>> start THE DATA

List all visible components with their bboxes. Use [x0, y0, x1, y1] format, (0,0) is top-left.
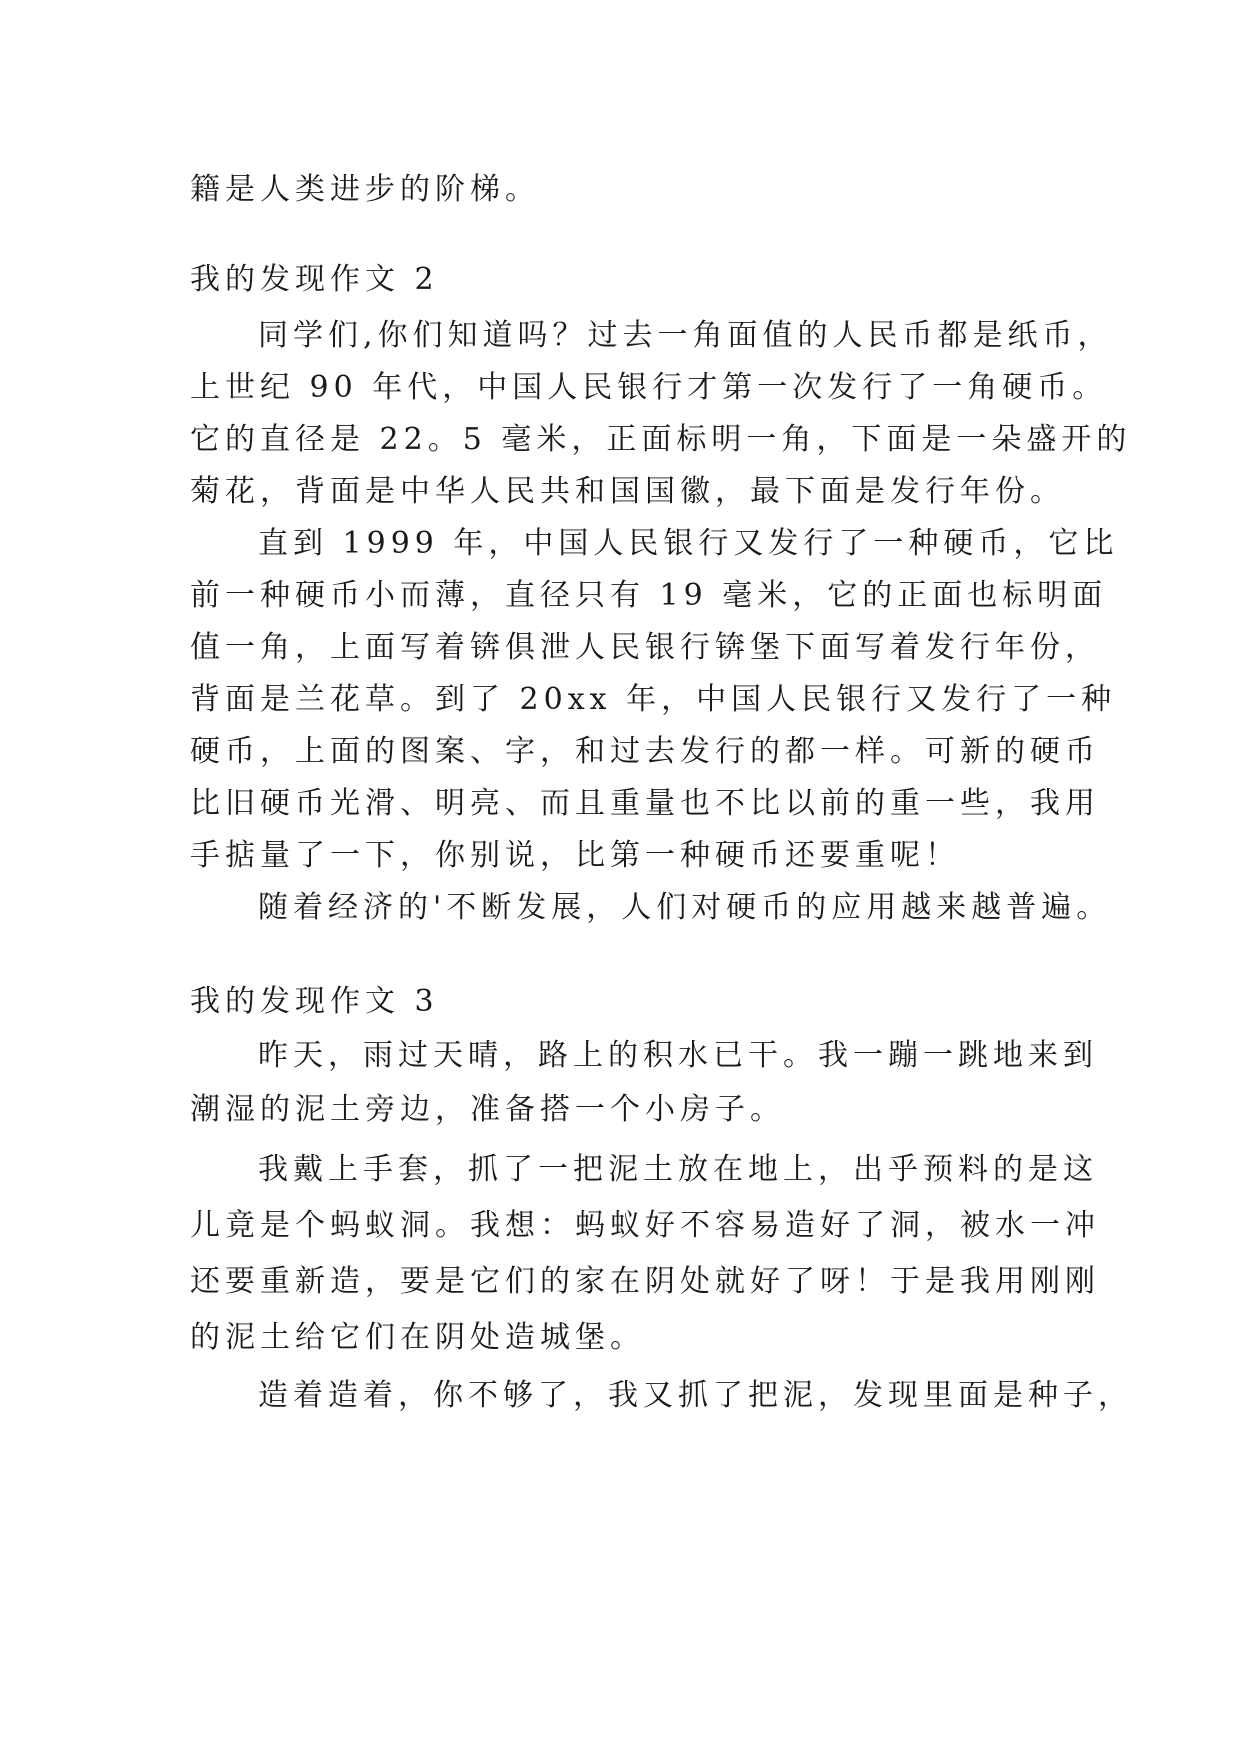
paragraph-line: 我戴上手套，抓了一把泥土放在地上，出乎预料的是这: [258, 1152, 1098, 1187]
paragraph-line: 前一种硬币小而薄，直径只有 19 毫米，它的正面也标明面: [190, 578, 1108, 613]
paragraph-line: 还要重新造，要是它们的家在阴处就好了呀！于是我用刚刚: [190, 1264, 1100, 1299]
section-heading: 我的发现作文 2: [190, 262, 439, 297]
paragraph-line: 潮湿的泥土旁边，准备搭一个小房子。: [190, 1092, 785, 1127]
paragraph-line: 上世纪 90 年代，中国人民银行才第一次发行了一角硬币。: [190, 370, 1108, 405]
paragraph-line: 菊花，背面是中华人民共和国国徽，最下面是发行年份。: [190, 474, 1065, 509]
paragraph-line: 昨天，雨过天晴，路上的积水已干。我一蹦一跳地来到: [258, 1038, 1098, 1073]
paragraph-line: 背面是兰花草。到了 20xx 年，中国人民银行又发行了一种: [190, 682, 1117, 717]
paragraph-line: 手掂量了一下，你别说，比第一种硬币还要重呢！: [190, 838, 960, 873]
paragraph-line: 籍是人类进步的阶梯。: [190, 172, 540, 207]
paragraph-line: 它的直径是 22。5 毫米，正面标明一角，下面是一朵盛开的: [190, 422, 1132, 457]
paragraph-line: 随着经济的'不断发展，人们对硬币的应用越来越普遍。: [258, 890, 1112, 925]
section-heading: 我的发现作文 3: [190, 984, 439, 1019]
paragraph-line: 的泥土给它们在阴处造城堡。: [190, 1320, 645, 1355]
paragraph-line: 儿竟是个蚂蚁洞。我想：蚂蚁好不容易造好了洞，被水一冲: [190, 1208, 1100, 1243]
paragraph-line: 值一角，上面写着锛俱泄人民银行锛堡下面写着发行年份，: [190, 630, 1100, 665]
paragraph-line: 直到 1999 年，中国人民银行又发行了一种硬币，它比: [258, 526, 1119, 561]
paragraph-line: 硬币，上面的图案、字，和过去发行的都一样。可新的硬币: [190, 734, 1100, 769]
paragraph-line: 同学们,你们知道吗？过去一角面值的人民币都是纸币，: [258, 318, 1113, 353]
paragraph-line: 比旧硬币光滑、明亮、而且重量也不比以前的重一些，我用: [190, 786, 1100, 821]
paragraph-line: 造着造着，你不够了，我又抓了把泥，发现里面是种子，: [258, 1378, 1133, 1413]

>> end THE DATA

### STATED EXERCISE
Arrange every line of the records above as a Markdown table with the columns "No." and "Text," numbering each row and skipping blank lines. Leave the pictures out.

### RESULT FOR THIS TASK
| No. | Text |
|---|---|
| 1 | List all visible components with their bboxes. Use [x0, y0, x1, y1] format, (0,0) is top-left. |
| 2 | paragraph-line: 我戴上手套，抓了一把泥土放在地上，出乎预料的是这: [258, 1152, 1098, 1187] |
| 3 | paragraph-line: 前一种硬币小而薄，直径只有 19 毫米，它的正面也标明面: [190, 578, 1108, 613] |
| 4 | paragraph-line: 还要重新造，要是它们的家在阴处就好了呀！于是我用刚刚: [190, 1264, 1100, 1299] |
| 5 | section-heading: 我的发现作文 2: [190, 262, 439, 297] |
| 6 | paragraph-line: 潮湿的泥土旁边，准备搭一个小房子。: [190, 1092, 785, 1127] |
| 7 | paragraph-line: 上世纪 90 年代，中国人民银行才第一次发行了一角硬币。: [190, 370, 1108, 405] |
| 8 | paragraph-line: 菊花，背面是中华人民共和国国徽，最下面是发行年份。: [190, 474, 1065, 509] |
| 9 | paragraph-line: 昨天，雨过天晴，路上的积水已干。我一蹦一跳地来到: [258, 1038, 1098, 1073] |
| 10 | paragraph-line: 背面是兰花草。到了 20xx 年，中国人民银行又发行了一种: [190, 682, 1117, 717] |
| 11 | paragraph-line: 手掂量了一下，你别说，比第一种硬币还要重呢！: [190, 838, 960, 873] |
| 12 | paragraph-line: 籍是人类进步的阶梯。: [190, 172, 540, 207] |
| 13 | paragraph-line: 它的直径是 22。5 毫米，正面标明一角，下面是一朵盛开的: [190, 422, 1132, 457] |
| 14 | paragraph-line: 随着经济的'不断发展，人们对硬币的应用越来越普遍。: [258, 890, 1112, 925] |
| 15 | section-heading: 我的发现作文 3: [190, 984, 439, 1019] |
| 16 | paragraph-line: 的泥土给它们在阴处造城堡。: [190, 1320, 645, 1355] |
| 17 | paragraph-line: 儿竟是个蚂蚁洞。我想：蚂蚁好不容易造好了洞，被水一冲: [190, 1208, 1100, 1243] |
| 18 | paragraph-line: 值一角，上面写着锛俱泄人民银行锛堡下面写着发行年份，: [190, 630, 1100, 665] |
| 19 | paragraph-line: 直到 1999 年，中国人民银行又发行了一种硬币，它比: [258, 526, 1119, 561] |
| 20 | paragraph-line: 硬币，上面的图案、字，和过去发行的都一样。可新的硬币: [190, 734, 1100, 769] |
| 21 | paragraph-line: 同学们,你们知道吗？过去一角面值的人民币都是纸币，: [258, 318, 1113, 353] |
| 22 | paragraph-line: 比旧硬币光滑、明亮、而且重量也不比以前的重一些，我用: [190, 786, 1100, 821] |
| 23 | paragraph-line: 造着造着，你不够了，我又抓了把泥，发现里面是种子，: [258, 1378, 1133, 1413] |